┌────────
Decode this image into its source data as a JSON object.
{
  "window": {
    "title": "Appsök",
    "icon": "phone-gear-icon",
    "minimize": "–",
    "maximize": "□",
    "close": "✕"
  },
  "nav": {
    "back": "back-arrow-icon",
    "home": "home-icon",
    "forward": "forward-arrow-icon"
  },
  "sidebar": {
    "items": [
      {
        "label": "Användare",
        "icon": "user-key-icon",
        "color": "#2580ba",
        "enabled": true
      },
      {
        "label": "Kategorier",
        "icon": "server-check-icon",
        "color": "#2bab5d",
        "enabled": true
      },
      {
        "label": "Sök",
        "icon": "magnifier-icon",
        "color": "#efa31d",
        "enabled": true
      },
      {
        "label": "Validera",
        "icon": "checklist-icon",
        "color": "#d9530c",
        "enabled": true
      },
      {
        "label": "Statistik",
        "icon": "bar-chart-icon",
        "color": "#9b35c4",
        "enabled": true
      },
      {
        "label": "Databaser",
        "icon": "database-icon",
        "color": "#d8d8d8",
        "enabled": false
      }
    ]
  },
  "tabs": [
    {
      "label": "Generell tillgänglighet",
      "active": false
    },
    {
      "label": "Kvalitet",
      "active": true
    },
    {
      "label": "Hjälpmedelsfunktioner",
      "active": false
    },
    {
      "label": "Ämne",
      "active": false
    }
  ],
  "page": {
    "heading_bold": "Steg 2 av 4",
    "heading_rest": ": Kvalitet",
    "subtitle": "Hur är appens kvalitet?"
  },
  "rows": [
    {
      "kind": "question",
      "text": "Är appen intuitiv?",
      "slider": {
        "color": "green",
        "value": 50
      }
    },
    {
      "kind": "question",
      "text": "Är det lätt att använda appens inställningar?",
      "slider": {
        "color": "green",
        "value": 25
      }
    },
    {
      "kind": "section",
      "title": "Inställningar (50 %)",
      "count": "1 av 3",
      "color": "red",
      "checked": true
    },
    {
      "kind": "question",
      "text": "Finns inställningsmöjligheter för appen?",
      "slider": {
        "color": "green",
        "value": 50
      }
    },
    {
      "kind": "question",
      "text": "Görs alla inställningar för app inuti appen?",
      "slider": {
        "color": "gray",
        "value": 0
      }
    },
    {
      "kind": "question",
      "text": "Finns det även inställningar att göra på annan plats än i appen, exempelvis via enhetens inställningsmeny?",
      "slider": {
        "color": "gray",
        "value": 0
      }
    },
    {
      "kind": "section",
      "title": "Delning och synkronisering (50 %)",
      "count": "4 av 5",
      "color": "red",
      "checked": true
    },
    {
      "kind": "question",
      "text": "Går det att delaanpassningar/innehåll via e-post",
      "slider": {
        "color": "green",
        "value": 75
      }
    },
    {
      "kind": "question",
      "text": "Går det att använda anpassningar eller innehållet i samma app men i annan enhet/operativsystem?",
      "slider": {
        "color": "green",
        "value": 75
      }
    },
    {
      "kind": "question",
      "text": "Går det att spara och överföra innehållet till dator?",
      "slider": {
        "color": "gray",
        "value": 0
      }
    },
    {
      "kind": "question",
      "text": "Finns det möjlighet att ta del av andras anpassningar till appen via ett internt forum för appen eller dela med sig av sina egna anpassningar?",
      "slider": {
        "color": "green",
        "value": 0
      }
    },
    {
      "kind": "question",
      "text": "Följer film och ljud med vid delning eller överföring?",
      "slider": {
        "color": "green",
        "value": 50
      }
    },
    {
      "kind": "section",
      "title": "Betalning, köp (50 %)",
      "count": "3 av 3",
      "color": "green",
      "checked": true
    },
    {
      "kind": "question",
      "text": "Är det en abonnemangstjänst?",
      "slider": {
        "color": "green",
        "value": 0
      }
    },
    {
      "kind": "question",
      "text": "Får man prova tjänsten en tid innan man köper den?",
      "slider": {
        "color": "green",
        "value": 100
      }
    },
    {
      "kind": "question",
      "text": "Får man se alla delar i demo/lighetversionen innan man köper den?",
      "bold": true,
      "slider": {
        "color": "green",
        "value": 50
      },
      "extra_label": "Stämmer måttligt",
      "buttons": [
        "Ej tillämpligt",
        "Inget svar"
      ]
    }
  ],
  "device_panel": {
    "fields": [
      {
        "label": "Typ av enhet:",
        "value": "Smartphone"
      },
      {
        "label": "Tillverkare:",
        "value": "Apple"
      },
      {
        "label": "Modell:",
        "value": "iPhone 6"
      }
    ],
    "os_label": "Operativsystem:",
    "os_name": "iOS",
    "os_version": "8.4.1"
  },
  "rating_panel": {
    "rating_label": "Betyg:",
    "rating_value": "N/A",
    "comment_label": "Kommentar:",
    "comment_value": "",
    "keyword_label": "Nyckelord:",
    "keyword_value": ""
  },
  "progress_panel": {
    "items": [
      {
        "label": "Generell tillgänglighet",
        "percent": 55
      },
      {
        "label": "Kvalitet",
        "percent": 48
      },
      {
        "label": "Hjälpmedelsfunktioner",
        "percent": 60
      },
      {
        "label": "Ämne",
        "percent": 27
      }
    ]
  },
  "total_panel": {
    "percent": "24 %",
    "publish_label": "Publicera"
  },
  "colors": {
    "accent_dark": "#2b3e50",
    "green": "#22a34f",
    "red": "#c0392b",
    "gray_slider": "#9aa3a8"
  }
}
└────────
● Work to do
In the records above, how many lines include the string "Finns"? Answer with only the number.

● The completed task
3